Write each record again exactly as it stands.

"""

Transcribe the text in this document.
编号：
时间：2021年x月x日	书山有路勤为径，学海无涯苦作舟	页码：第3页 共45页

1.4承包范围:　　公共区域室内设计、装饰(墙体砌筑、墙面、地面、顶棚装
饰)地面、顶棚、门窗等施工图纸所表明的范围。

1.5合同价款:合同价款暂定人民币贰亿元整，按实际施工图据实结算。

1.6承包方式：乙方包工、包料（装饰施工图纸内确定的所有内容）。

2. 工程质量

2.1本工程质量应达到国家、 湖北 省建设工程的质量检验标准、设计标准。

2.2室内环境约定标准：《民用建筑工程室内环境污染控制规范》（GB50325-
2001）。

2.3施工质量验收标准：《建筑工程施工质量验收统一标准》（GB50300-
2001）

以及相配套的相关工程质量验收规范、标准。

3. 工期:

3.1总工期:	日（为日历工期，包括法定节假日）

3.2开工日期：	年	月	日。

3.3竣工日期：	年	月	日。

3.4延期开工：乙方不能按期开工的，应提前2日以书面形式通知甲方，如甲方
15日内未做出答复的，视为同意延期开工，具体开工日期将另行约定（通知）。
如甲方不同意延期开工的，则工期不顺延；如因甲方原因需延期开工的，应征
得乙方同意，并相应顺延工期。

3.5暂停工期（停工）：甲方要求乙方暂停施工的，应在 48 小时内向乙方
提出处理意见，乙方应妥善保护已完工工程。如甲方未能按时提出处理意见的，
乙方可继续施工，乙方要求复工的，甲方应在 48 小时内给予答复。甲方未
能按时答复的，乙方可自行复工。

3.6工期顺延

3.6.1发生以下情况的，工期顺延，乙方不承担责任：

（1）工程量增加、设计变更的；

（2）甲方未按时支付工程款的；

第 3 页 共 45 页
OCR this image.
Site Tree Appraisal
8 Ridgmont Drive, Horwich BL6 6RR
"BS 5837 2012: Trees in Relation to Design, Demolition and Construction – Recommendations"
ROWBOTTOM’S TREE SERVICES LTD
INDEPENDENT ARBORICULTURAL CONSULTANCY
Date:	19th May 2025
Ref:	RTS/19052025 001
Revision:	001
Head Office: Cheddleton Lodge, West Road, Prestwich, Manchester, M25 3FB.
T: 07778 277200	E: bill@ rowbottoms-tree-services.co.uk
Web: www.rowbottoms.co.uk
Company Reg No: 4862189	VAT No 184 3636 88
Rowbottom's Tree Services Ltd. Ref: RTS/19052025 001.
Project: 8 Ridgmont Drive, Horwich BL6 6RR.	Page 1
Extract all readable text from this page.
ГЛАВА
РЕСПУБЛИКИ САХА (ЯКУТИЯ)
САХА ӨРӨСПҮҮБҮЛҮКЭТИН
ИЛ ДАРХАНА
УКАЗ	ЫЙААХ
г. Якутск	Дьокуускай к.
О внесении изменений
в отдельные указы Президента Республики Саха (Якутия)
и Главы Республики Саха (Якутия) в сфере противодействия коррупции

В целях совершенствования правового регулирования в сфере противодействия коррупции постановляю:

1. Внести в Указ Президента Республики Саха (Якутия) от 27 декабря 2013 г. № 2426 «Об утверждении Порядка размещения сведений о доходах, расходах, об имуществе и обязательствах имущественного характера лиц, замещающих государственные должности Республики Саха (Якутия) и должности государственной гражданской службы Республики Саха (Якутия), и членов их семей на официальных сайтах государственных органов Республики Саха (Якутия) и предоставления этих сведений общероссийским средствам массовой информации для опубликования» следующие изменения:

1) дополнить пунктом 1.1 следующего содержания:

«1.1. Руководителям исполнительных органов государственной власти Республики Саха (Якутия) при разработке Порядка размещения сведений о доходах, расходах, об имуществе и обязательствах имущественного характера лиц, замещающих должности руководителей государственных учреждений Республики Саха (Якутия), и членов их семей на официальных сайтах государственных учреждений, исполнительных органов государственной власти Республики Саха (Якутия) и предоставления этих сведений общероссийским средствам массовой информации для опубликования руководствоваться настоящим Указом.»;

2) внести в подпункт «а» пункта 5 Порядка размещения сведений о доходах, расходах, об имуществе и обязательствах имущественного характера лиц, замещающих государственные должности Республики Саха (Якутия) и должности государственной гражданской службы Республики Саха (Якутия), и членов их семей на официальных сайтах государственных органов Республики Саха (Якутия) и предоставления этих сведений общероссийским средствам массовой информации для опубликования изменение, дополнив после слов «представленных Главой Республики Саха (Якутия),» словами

"""

TASK OUTPUT.
Transcribe the text in this document.
编号：
时间：2021年x月x日	书山有路勤为径，学海无涯苦作舟	页码：第3页 共45页

1.4承包范围:　　公共区域室内设计、装饰(墙体砌筑、墙面、地面、顶棚装
饰)地面、顶棚、门窗等施工图纸所表明的范围。

1.5合同价款:合同价款暂定人民币贰亿元整，按实际施工图据实结算。

1.6承包方式：乙方包工、包料（装饰施工图纸内确定的所有内容）。

2. 工程质量

2.1本工程质量应达到国家、 湖北 省建设工程的质量检验标准、设计标准。

2.2室内环境约定标准：《民用建筑工程室内环境污染控制规范》（GB50325-
2001）。

2.3施工质量验收标准：《建筑工程施工质量验收统一标准》（GB50300-
2001）

以及相配套的相关工程质量验收规范、标准。

3. 工期:

3.1总工期:	日（为日历工期，包括法定节假日）

3.2开工日期：	年	月	日。

3.3竣工日期：	年	月	日。

3.4延期开工：乙方不能按期开工的，应提前2日以书面形式通知甲方，如甲方
15日内未做出答复的，视为同意延期开工，具体开工日期将另行约定（通知）。
如甲方不同意延期开工的，则工期不顺延；如因甲方原因需延期开工的，应征
得乙方同意，并相应顺延工期。

3.5暂停工期（停工）：甲方要求乙方暂停施工的，应在 48 小时内向乙方
提出处理意见，乙方应妥善保护已完工工程。如甲方未能按时提出处理意见的，
乙方可继续施工，乙方要求复工的，甲方应在 48 小时内给予答复。甲方未
能按时答复的，乙方可自行复工。

3.6工期顺延

3.6.1发生以下情况的，工期顺延，乙方不承担责任：

（1）工程量增加、设计变更的；

（2）甲方未按时支付工程款的；

第 3 页 共 45 页
OCR this image.
Site Tree Appraisal
8 Ridgmont Drive, Horwich BL6 6RR
"BS 5837 2012: Trees in Relation to Design, Demolition and Construction – Recommendations"
ROWBOTTOM’S TREE SERVICES LTD
INDEPENDENT ARBORICULTURAL CONSULTANCY
Date:	19th May 2025
Ref:	RTS/19052025 001
Revision:	001
Head Office: Cheddleton Lodge, West Road, Prestwich, Manchester, M25 3FB.
T: 07778 277200	E: bill@ rowbottoms-tree-services.co.uk
Web: www.rowbottoms.co.uk
Company Reg No: 4862189	VAT No 184 3636 88
Rowbottom's Tree Services Ltd. Ref: RTS/19052025 001.
Project: 8 Ridgmont Drive, Horwich BL6 6RR.	Page 1
Extract all readable text from this page.
ГЛАВА
РЕСПУБЛИКИ САХА (ЯКУТИЯ)
САХА ӨРӨСПҮҮБҮЛҮКЭТИН
ИЛ ДАРХАНА
УКАЗ	ЫЙААХ
г. Якутск	Дьокуускай к.
О внесении изменений
в отдельные указы Президента Республики Саха (Якутия)
и Главы Республики Саха (Якутия) в сфере противодействия коррупции

В целях совершенствования правового регулирования в сфере противодействия коррупции постановляю:

1. Внести в Указ Президента Республики Саха (Якутия) от 27 декабря 2013 г. № 2426 «Об утверждении Порядка размещения сведений о доходах, расходах, об имуществе и обязательствах имущественного характера лиц, замещающих государственные должности Республики Саха (Якутия) и должности государственной гражданской службы Республики Саха (Якутия), и членов их семей на официальных сайтах государственных органов Республики Саха (Якутия) и предоставления этих сведений общероссийским средствам массовой информации для опубликования» следующие изменения:

1) дополнить пунктом 1.1 следующего содержания:

«1.1. Руководителям исполнительных органов государственной власти Республики Саха (Якутия) при разработке Порядка размещения сведений о доходах, расходах, об имуществе и обязательствах имущественного характера лиц, замещающих должности руководителей государственных учреждений Республики Саха (Якутия), и членов их семей на официальных сайтах государственных учреждений, исполнительных органов государственной власти Республики Саха (Якутия) и предоставления этих сведений общероссийским средствам массовой информации для опубликования руководствоваться настоящим Указом.»;

2) внести в подпункт «а» пункта 5 Порядка размещения сведений о доходах, расходах, об имуществе и обязательствах имущественного характера лиц, замещающих государственные должности Республики Саха (Якутия) и должности государственной гражданской службы Республики Саха (Якутия), и членов их семей на официальных сайтах государственных органов Республики Саха (Якутия) и предоставления этих сведений общероссийским средствам массовой информации для опубликования изменение, дополнив после слов «представленных Главой Республики Саха (Якутия),» словами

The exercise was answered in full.